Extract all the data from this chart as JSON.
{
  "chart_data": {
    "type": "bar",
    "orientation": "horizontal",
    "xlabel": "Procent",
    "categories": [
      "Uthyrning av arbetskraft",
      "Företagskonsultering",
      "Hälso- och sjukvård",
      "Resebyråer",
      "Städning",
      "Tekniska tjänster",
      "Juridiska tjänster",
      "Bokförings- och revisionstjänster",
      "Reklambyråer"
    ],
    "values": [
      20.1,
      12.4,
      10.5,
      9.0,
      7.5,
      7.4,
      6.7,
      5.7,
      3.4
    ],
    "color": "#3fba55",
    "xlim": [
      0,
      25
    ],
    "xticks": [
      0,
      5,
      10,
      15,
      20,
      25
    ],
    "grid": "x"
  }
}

::::::::::

[SHORT PROBLEM]
Print all of the entries again, exactly as written.

[THE SOLUTION]
Extract all the data from this chart as JSON.
{
  "chart_data": {
    "type": "bar",
    "orientation": "horizontal",
    "xlabel": "Procent",
    "categories": [
      "Uthyrning av arbetskraft",
      "Företagskonsultering",
      "Hälso- och sjukvård",
      "Resebyråer",
      "Städning",
      "Tekniska tjänster",
      "Juridiska tjänster",
      "Bokförings- och revisionstjänster",
      "Reklambyråer"
    ],
    "values": [
      20.1,
      12.4,
      10.5,
      9.0,
      7.5,
      7.4,
      6.7,
      5.7,
      3.4
    ],
    "color": "#3fba55",
    "xlim": [
      0,
      25
    ],
    "xticks": [
      0,
      5,
      10,
      15,
      20,
      25
    ],
    "grid": "x"
  }
}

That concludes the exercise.